Only lines with the string "如解图①" matter here; gather them from the material below.

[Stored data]
start
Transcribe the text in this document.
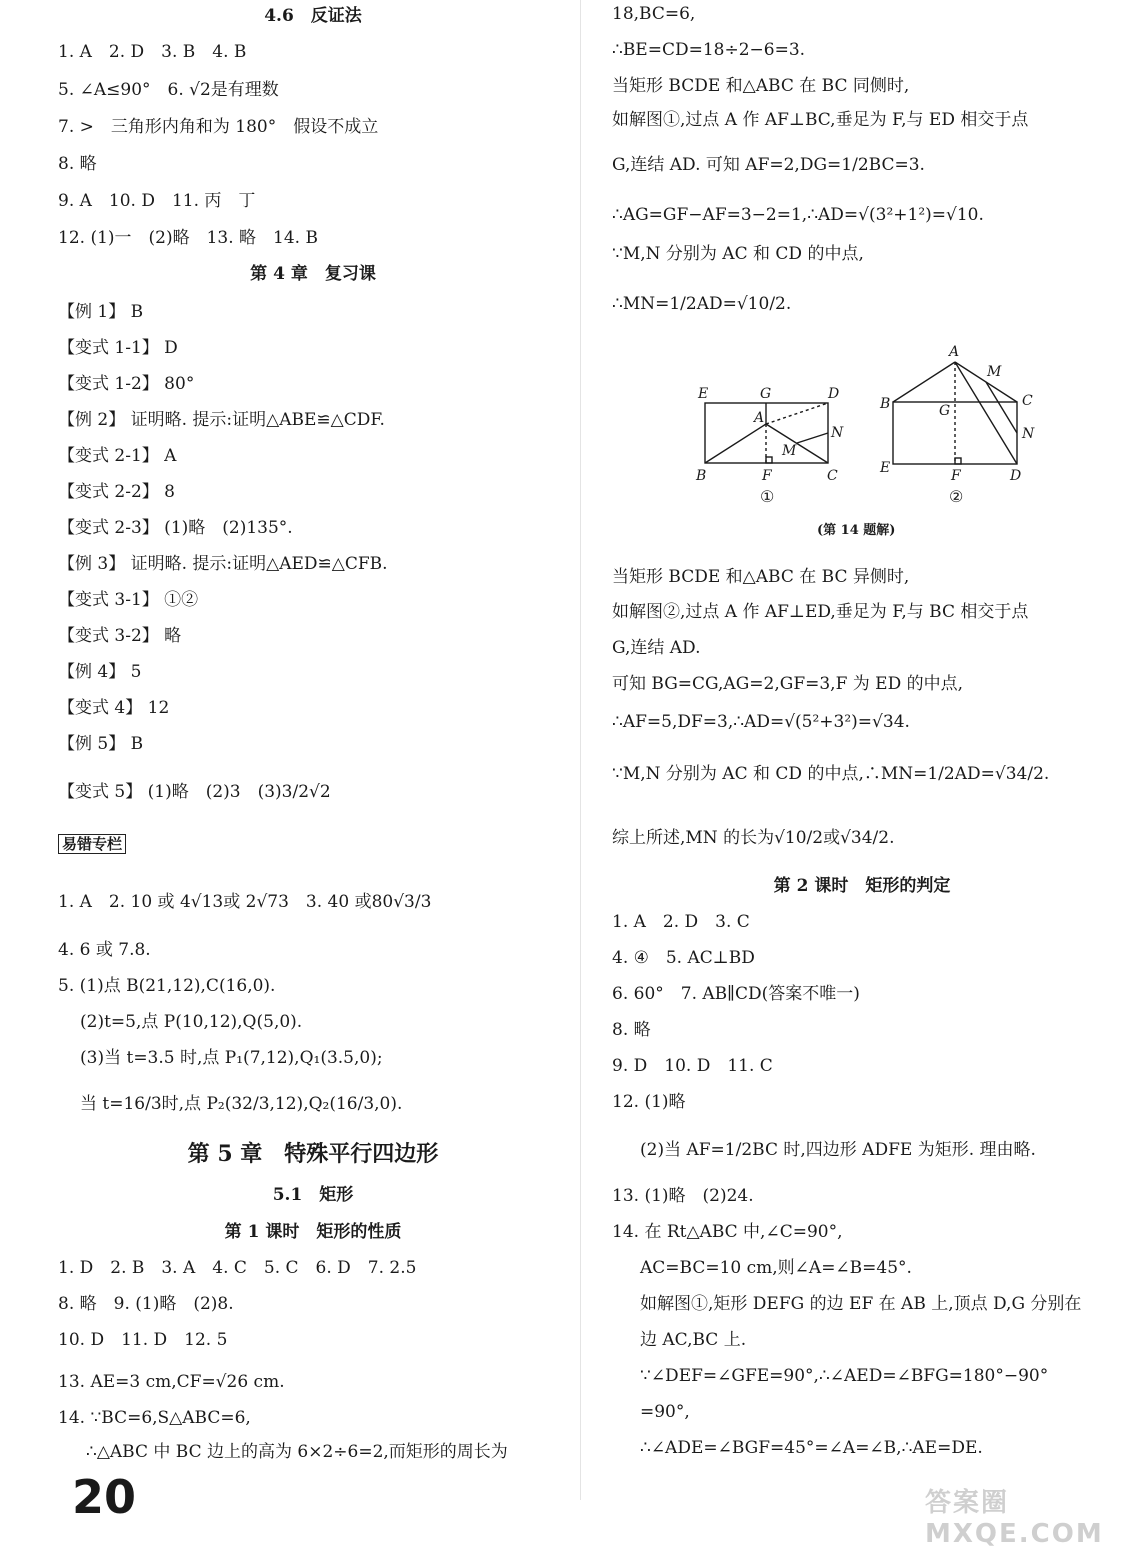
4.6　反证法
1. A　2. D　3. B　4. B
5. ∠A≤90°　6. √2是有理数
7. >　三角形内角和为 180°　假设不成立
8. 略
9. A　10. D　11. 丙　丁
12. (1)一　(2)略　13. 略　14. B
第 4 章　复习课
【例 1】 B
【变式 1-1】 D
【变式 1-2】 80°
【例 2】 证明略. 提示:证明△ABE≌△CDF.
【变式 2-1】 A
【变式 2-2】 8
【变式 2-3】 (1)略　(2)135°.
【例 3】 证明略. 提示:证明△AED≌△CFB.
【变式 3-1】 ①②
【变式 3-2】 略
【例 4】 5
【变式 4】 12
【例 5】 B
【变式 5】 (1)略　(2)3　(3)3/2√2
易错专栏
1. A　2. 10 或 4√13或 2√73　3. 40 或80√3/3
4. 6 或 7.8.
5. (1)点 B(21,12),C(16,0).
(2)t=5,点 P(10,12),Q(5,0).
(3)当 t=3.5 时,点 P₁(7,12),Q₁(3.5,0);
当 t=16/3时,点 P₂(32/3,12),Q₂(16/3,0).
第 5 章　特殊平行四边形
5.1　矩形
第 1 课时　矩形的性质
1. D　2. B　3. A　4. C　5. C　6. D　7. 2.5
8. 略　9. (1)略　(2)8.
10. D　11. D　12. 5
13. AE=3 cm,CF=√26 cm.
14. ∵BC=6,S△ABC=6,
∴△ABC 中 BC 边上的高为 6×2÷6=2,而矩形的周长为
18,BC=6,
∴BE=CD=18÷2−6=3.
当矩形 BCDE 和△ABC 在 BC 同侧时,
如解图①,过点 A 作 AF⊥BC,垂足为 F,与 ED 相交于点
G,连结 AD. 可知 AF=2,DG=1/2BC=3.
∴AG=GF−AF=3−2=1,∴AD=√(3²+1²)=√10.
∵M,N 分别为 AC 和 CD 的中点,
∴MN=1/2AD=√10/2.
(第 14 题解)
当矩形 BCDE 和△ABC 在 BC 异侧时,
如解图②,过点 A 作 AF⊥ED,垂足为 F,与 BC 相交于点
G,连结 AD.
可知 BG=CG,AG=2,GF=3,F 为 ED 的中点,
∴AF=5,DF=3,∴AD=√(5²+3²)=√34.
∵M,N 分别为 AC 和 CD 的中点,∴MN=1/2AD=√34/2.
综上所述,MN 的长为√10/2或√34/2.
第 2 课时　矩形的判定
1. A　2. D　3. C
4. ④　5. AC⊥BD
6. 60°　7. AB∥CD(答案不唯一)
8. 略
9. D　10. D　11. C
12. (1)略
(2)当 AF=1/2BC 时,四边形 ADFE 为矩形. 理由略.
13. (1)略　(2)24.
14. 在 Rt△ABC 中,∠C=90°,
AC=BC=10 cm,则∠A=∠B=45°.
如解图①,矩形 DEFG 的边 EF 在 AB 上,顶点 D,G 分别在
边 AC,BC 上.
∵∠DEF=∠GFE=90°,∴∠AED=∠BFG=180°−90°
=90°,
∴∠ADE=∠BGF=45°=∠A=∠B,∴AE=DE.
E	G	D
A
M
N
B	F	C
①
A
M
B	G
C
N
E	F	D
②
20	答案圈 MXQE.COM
end
FULL OUTPUT:
如解图①,过点 A 作 AF⊥BC,垂足为 F,与 ED 相交于点
如解图①,矩形 DEFG 的边 EF 在 AB 上,顶点 D,G 分别在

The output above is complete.